[Excerpt from a dataset]
>>>

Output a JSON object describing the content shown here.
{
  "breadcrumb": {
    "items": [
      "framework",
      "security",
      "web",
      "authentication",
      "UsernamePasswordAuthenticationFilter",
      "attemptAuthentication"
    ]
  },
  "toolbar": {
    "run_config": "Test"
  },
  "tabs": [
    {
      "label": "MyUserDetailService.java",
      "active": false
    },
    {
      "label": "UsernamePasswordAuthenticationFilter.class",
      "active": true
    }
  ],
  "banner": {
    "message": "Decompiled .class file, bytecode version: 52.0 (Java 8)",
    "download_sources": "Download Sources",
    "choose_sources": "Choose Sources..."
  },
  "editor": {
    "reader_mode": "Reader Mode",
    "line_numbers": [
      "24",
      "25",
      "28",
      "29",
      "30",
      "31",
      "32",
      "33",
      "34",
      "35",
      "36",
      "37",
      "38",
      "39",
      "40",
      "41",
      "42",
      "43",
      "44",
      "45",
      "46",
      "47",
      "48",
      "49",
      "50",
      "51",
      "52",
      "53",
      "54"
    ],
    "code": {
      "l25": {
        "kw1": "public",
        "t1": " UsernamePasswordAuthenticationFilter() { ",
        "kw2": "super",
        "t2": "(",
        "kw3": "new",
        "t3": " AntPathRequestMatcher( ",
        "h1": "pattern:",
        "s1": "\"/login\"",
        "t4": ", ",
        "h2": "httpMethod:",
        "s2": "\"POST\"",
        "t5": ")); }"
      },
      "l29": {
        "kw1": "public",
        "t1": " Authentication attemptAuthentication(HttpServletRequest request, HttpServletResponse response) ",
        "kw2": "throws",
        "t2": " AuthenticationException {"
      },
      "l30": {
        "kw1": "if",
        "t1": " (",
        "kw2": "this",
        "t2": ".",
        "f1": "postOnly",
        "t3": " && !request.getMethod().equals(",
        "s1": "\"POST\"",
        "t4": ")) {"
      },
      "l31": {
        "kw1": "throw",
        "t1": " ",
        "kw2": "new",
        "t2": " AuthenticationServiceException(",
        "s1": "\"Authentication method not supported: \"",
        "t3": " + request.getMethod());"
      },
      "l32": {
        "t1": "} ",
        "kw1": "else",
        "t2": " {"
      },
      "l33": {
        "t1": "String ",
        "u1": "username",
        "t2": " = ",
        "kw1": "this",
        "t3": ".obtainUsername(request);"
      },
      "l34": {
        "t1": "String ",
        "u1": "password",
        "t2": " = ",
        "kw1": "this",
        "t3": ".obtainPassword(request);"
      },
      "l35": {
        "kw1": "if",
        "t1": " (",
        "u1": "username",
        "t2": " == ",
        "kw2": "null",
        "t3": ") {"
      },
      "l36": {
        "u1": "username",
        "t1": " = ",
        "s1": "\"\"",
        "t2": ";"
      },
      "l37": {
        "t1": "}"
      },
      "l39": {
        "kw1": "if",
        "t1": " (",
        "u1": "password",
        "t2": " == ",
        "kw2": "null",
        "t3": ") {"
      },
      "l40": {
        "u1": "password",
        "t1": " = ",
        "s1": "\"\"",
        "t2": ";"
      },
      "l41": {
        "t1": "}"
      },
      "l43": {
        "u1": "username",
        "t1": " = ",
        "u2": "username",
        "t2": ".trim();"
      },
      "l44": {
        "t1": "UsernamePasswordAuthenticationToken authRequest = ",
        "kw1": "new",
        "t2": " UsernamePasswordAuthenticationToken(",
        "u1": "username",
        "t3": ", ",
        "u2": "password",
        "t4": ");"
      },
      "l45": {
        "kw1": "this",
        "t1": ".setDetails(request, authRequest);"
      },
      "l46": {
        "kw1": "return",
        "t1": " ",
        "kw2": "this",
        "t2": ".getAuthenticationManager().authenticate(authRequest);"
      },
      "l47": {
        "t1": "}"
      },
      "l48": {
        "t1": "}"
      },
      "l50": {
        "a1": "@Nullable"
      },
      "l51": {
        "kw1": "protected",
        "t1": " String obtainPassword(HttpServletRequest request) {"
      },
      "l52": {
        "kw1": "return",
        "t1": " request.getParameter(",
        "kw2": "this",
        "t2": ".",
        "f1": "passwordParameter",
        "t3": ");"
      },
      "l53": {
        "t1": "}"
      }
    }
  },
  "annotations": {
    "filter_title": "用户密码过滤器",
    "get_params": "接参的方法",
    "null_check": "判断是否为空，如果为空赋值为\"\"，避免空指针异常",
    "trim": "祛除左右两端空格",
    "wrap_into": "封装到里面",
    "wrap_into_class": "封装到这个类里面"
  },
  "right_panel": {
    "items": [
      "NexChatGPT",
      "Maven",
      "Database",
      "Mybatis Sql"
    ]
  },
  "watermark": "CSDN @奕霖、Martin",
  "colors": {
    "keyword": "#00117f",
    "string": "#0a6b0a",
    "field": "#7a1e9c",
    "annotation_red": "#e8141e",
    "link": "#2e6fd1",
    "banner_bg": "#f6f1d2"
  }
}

<<<

§ **EXERCISE**:
For the material, find the number of lines holding the word "UsernamePasswordAuthenticationToken" and give that figure and nothing more.

§ **REPLY TO THE TASK**:
2